>> start
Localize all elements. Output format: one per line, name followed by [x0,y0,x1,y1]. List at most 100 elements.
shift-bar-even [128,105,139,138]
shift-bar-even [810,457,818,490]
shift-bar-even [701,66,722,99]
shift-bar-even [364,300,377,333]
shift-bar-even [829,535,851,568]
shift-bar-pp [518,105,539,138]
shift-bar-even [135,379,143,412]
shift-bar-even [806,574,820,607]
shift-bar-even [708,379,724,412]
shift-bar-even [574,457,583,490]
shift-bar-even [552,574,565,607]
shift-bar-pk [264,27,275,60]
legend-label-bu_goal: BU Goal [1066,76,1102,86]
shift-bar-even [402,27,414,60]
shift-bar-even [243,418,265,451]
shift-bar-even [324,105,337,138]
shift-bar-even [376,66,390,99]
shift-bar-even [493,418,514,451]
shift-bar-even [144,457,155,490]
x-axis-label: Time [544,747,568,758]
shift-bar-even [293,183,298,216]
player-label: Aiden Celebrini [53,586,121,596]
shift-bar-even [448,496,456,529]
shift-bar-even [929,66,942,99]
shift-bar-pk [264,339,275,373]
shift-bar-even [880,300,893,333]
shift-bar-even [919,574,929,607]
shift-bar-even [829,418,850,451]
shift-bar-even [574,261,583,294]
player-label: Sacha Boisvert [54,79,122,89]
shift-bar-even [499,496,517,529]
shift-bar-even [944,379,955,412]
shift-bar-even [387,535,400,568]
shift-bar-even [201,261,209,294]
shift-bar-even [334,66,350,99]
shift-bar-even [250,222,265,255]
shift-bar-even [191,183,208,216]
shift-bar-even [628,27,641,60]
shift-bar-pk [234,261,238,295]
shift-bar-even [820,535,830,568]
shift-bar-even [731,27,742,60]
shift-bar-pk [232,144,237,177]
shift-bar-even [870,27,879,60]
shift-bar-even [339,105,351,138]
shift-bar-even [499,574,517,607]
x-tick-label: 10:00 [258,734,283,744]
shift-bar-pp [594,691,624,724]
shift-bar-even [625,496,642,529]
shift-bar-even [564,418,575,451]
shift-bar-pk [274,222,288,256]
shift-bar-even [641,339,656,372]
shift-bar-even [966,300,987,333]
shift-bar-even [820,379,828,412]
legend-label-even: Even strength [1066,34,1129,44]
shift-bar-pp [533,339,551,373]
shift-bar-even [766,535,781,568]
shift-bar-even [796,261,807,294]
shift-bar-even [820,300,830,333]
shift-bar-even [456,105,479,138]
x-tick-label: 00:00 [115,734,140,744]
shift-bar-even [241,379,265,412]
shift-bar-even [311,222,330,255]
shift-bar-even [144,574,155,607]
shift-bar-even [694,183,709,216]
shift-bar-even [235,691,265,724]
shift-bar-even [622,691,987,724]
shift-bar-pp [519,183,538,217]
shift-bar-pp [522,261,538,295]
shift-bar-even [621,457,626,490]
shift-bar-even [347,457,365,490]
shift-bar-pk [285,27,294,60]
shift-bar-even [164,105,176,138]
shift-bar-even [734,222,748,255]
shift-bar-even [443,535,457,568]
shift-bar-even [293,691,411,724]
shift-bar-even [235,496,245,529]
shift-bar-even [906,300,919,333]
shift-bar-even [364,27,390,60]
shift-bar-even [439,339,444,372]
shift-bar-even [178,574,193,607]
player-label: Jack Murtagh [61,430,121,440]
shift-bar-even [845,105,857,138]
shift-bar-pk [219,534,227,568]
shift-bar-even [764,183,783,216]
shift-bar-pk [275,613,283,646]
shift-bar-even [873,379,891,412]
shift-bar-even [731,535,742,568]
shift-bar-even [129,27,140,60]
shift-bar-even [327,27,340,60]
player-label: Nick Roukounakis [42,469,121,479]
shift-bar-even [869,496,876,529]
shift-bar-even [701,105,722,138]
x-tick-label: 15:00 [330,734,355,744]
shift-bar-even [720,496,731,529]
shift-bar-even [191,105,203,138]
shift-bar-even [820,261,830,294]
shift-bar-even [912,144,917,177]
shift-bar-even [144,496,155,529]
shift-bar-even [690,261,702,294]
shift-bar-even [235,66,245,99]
>> end
>> start
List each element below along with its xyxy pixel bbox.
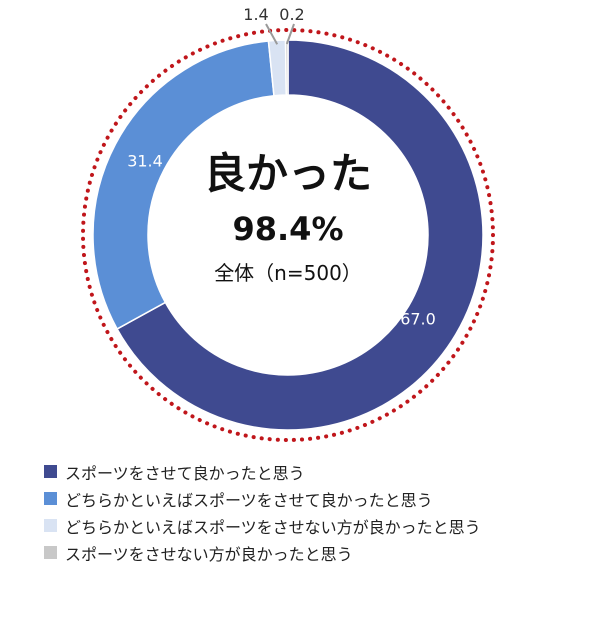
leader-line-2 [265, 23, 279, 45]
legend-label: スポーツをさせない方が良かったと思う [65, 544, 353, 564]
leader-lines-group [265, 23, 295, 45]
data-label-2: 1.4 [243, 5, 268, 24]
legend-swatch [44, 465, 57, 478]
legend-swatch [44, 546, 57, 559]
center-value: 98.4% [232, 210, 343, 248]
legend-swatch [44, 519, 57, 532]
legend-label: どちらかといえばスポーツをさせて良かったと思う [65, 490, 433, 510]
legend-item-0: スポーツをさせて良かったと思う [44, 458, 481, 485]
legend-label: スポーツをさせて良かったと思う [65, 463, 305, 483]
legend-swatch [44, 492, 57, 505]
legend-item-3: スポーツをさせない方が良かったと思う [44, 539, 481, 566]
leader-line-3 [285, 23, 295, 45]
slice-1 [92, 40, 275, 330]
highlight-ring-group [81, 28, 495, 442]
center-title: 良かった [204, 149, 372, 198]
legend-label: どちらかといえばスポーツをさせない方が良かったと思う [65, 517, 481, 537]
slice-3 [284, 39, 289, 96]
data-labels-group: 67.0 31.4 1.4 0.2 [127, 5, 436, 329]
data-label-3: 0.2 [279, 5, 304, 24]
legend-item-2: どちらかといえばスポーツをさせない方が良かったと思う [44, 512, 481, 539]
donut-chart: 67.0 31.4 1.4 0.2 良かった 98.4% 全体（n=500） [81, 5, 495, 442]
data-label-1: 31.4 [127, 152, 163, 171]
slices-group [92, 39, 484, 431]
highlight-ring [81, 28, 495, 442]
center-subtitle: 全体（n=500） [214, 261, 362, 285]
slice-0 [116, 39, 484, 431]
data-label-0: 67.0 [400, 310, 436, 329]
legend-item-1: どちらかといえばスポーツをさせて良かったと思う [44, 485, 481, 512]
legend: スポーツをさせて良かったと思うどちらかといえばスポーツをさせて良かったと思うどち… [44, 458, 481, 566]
>> end
>> start
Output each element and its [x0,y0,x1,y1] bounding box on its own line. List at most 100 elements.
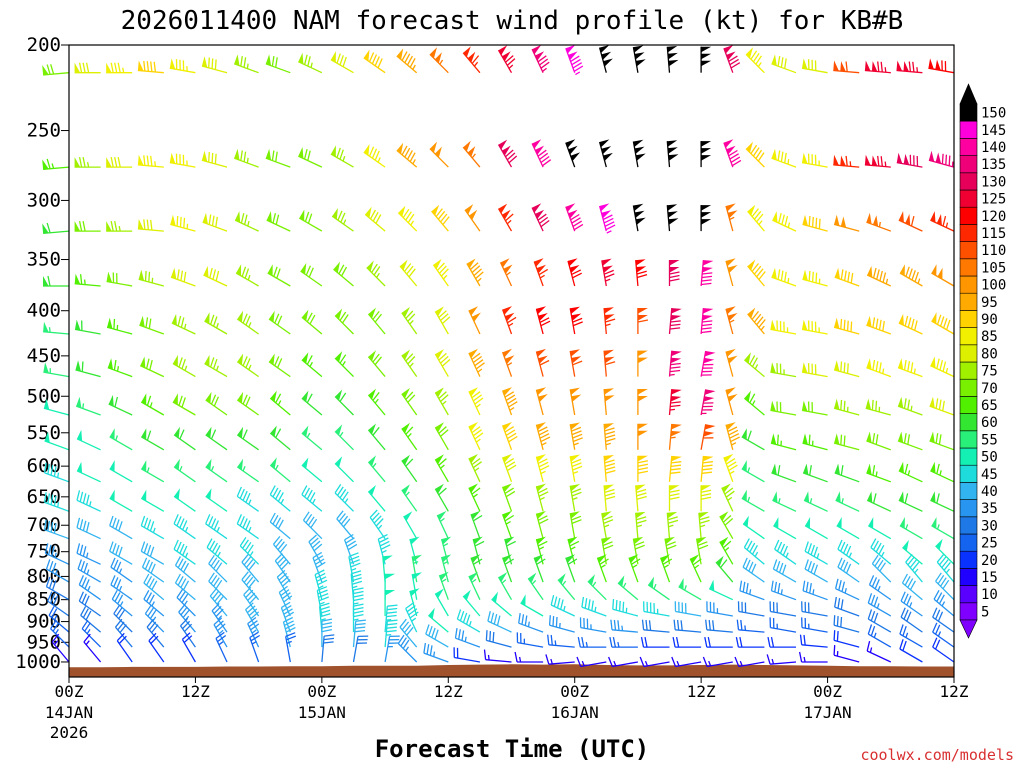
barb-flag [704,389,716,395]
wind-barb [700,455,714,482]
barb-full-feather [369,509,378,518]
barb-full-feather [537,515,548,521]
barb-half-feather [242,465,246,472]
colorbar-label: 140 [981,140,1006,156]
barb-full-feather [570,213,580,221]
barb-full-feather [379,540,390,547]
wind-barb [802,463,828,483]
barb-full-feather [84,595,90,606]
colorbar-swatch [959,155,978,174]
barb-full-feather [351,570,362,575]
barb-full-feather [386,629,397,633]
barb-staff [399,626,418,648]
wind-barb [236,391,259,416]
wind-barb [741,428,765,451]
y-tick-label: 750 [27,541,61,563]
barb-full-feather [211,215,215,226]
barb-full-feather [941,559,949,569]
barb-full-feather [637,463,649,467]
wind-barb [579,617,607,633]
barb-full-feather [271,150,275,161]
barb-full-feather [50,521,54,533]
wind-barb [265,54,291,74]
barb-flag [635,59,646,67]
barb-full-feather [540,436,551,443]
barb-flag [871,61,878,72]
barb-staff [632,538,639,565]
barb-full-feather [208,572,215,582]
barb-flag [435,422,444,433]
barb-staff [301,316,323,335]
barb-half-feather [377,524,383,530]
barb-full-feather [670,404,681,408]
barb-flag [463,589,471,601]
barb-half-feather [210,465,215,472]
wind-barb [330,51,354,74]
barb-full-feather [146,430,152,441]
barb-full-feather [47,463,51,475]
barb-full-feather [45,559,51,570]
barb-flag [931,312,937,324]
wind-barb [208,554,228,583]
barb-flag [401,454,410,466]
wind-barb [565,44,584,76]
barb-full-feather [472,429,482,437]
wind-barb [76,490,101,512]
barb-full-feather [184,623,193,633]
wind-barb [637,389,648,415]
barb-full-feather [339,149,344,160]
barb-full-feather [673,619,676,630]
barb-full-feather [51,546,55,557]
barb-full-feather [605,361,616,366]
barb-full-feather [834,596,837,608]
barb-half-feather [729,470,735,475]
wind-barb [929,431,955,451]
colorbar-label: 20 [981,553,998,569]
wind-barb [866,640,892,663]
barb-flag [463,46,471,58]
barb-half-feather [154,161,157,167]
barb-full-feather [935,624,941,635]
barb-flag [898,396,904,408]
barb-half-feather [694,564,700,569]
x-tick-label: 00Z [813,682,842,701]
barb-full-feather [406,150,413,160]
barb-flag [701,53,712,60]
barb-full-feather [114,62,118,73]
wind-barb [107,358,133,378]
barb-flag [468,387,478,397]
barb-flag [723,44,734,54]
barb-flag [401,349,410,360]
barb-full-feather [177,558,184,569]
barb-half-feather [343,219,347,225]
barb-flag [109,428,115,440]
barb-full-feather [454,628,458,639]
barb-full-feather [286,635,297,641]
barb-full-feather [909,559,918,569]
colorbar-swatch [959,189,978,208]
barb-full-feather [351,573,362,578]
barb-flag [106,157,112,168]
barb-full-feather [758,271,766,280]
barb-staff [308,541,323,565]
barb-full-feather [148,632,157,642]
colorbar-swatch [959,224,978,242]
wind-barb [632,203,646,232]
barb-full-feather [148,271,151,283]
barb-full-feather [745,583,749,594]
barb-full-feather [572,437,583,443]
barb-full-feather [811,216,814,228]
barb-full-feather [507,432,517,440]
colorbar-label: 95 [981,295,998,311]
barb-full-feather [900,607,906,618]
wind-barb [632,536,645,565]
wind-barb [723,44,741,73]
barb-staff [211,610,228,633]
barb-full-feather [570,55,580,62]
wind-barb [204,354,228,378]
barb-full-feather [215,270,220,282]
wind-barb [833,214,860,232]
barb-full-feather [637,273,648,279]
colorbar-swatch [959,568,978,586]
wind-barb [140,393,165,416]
>> end
## WRITTEN TASK
Please copy the lines above word for word, starting at the line that contains "barb-flag [704,389,716,395]" and ending after the line that contains "barb-full-feather [386,629,397,633]".

## CORRECT OUTPUT
barb-flag [704,389,716,395]
wind-barb [700,455,714,482]
barb-full-feather [369,509,378,518]
barb-full-feather [537,515,548,521]
barb-half-feather [242,465,246,472]
colorbar-label: 140 [981,140,1006,156]
barb-full-feather [570,213,580,221]
barb-full-feather [379,540,390,547]
wind-barb [802,463,828,483]
barb-full-feather [84,595,90,606]
colorbar-swatch [959,155,978,174]
barb-full-feather [351,570,362,575]
barb-full-feather [386,629,397,633]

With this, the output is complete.